Data excerpts:
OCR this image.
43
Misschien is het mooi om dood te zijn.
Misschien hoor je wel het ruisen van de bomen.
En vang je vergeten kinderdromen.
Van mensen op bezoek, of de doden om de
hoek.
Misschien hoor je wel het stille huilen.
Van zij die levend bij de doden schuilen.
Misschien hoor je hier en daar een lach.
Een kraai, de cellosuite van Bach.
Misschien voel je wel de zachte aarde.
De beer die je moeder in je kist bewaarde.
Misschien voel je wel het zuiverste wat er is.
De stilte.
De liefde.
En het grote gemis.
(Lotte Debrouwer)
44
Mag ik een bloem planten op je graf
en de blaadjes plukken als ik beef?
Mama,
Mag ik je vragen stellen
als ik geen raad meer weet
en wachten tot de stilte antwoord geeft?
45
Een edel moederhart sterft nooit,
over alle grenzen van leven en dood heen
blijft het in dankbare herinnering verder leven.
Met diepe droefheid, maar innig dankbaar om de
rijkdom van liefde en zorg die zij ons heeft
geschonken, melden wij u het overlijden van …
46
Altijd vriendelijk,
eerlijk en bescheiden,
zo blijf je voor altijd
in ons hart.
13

--

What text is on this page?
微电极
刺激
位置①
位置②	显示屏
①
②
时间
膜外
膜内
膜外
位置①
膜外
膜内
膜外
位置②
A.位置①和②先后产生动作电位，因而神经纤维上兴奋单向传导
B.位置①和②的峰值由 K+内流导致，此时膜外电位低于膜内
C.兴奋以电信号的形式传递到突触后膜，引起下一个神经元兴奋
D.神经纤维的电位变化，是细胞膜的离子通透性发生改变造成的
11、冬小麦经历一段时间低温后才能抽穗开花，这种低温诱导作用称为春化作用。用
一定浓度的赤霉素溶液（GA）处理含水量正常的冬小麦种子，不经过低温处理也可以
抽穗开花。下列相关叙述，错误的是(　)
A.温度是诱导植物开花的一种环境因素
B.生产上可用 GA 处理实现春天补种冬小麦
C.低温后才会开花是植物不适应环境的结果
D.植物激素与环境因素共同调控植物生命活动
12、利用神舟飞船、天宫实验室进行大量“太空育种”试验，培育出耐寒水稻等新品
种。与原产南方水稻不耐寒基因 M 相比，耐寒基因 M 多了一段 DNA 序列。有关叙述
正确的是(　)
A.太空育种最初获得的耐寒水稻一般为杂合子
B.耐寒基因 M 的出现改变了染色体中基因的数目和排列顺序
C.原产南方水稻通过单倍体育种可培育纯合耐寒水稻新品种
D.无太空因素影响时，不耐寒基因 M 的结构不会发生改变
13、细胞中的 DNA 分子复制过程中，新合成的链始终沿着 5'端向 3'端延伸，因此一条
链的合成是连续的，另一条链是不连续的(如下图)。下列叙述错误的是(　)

▶ _Task instructions_
Where does the word "stilte" appear? Return each line that holds it.

▶ _Result below_
De stilte.
en wachten tot de stilte antwoord geeft?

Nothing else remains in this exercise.